■ **REQUIREMENTS**
Search the data below for the string "Required". Extract every line that contains it.

■ **DATA EXCERPTS**
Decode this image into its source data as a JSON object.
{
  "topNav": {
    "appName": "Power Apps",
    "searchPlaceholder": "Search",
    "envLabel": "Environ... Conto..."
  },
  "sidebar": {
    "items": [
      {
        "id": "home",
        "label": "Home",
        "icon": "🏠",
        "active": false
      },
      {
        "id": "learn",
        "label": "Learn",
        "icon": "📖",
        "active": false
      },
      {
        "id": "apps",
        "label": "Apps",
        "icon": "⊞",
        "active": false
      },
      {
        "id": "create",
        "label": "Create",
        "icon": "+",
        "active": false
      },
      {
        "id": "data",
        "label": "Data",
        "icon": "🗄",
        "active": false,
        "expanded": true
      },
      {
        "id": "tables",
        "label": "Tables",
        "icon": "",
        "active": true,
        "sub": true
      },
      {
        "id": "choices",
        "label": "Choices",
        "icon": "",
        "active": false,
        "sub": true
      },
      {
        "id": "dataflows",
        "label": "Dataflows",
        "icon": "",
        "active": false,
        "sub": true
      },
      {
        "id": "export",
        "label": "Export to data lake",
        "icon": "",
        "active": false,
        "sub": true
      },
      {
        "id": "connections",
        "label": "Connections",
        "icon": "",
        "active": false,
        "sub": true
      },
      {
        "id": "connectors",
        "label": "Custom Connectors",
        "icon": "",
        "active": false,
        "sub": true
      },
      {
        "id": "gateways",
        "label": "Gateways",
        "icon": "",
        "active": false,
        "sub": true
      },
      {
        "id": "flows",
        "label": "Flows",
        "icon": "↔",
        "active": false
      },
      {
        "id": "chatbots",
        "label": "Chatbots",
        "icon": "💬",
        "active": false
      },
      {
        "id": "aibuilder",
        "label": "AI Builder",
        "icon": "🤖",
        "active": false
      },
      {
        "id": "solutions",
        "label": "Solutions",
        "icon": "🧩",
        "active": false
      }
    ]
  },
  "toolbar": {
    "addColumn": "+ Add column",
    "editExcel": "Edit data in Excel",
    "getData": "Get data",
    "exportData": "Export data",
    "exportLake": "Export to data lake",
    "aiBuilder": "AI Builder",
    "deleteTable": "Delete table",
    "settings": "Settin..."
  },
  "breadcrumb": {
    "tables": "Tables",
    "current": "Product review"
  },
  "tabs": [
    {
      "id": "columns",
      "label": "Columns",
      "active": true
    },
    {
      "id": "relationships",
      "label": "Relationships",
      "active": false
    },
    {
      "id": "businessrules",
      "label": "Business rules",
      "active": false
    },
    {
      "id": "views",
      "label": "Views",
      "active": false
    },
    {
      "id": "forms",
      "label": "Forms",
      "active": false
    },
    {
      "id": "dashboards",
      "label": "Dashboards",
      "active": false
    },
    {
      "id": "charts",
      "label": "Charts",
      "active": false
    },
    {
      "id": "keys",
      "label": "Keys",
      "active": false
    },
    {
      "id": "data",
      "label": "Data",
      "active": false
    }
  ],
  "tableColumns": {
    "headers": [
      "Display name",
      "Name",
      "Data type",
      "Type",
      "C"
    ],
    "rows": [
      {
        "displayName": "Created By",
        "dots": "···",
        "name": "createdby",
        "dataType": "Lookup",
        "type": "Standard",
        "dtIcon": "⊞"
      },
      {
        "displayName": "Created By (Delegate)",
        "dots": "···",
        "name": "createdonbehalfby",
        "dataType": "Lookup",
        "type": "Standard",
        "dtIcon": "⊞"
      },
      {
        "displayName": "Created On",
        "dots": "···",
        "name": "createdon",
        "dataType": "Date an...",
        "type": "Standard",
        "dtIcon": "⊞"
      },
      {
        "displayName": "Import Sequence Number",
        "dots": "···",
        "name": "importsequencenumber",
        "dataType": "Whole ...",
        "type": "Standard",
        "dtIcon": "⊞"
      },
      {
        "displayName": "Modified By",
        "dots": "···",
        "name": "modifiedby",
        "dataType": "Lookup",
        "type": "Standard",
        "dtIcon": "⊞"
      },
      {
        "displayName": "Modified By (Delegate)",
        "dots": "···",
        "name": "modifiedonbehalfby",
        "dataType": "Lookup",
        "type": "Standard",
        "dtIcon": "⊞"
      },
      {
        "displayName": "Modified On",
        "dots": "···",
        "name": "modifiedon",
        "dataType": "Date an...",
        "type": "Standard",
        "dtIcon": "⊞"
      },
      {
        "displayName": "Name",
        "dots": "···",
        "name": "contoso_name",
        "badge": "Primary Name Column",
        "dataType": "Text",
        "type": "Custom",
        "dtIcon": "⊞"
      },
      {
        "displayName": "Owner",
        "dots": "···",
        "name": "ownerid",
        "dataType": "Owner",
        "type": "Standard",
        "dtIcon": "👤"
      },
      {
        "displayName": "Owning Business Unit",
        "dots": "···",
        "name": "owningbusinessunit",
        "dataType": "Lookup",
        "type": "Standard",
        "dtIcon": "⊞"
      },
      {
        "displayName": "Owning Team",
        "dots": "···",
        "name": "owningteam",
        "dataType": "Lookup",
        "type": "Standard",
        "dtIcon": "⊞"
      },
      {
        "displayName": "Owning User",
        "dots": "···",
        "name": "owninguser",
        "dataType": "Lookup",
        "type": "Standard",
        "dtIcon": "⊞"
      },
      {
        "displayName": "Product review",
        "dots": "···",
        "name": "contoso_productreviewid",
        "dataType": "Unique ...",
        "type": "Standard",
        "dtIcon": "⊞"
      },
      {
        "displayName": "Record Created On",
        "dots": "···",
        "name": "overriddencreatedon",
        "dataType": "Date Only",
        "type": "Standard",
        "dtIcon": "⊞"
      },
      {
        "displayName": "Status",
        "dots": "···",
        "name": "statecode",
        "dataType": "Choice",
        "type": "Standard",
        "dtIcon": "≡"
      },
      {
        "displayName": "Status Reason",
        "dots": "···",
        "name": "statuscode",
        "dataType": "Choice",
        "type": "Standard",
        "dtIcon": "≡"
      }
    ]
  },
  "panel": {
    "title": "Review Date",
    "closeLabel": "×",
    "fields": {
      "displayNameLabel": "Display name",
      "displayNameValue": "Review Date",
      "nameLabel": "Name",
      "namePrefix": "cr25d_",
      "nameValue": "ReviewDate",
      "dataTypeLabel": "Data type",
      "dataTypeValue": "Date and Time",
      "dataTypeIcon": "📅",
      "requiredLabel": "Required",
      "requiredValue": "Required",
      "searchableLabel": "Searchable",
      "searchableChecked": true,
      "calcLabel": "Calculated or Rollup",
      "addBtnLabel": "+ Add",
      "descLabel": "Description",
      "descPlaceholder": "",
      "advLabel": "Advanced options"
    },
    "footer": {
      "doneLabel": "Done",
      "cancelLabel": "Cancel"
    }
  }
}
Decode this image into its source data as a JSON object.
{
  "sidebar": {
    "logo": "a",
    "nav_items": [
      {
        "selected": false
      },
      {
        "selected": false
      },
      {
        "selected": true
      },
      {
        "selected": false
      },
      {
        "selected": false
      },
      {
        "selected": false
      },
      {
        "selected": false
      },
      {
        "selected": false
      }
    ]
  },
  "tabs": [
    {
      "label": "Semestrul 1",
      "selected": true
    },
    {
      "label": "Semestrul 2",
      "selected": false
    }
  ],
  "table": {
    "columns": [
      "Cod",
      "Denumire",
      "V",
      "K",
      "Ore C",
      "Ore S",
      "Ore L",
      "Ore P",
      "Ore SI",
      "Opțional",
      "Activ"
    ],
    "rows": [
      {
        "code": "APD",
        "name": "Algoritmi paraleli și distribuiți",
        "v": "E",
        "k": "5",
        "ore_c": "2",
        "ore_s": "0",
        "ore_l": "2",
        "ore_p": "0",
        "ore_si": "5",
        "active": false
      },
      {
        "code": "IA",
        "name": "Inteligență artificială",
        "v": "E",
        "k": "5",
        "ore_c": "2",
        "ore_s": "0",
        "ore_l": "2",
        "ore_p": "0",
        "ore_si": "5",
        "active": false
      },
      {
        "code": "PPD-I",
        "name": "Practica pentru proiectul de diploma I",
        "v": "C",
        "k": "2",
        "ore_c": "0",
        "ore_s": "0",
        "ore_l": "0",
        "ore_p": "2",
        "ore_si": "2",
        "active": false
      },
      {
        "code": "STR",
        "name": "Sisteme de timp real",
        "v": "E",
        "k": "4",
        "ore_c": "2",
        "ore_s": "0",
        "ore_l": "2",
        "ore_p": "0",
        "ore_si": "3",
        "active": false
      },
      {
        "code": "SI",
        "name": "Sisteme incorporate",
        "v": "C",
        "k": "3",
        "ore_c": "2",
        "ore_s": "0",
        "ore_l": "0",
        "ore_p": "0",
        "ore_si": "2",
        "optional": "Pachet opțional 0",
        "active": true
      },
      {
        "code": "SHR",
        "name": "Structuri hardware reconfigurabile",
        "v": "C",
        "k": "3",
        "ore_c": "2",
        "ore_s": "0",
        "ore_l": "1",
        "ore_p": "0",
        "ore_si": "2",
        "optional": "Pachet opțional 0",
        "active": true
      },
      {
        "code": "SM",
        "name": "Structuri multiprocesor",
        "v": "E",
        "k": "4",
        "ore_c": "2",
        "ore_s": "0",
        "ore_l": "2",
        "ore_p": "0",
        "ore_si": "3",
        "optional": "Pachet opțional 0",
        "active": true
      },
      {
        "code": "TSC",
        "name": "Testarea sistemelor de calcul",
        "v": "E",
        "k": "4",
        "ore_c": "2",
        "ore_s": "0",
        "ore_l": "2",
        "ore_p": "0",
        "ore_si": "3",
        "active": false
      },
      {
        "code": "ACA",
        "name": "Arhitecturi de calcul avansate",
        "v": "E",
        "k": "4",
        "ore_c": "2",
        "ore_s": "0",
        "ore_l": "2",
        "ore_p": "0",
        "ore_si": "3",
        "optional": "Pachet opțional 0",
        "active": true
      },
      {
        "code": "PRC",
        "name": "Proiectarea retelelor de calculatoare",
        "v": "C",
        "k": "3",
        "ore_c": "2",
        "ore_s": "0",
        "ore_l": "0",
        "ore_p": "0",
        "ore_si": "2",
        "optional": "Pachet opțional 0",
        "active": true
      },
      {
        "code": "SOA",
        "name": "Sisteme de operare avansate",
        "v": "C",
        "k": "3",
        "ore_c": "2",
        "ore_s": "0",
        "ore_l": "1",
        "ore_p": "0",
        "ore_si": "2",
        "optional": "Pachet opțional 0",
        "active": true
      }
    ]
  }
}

■ **RESULT**
      "requiredLabel": "Required",
      "requiredValue": "Required",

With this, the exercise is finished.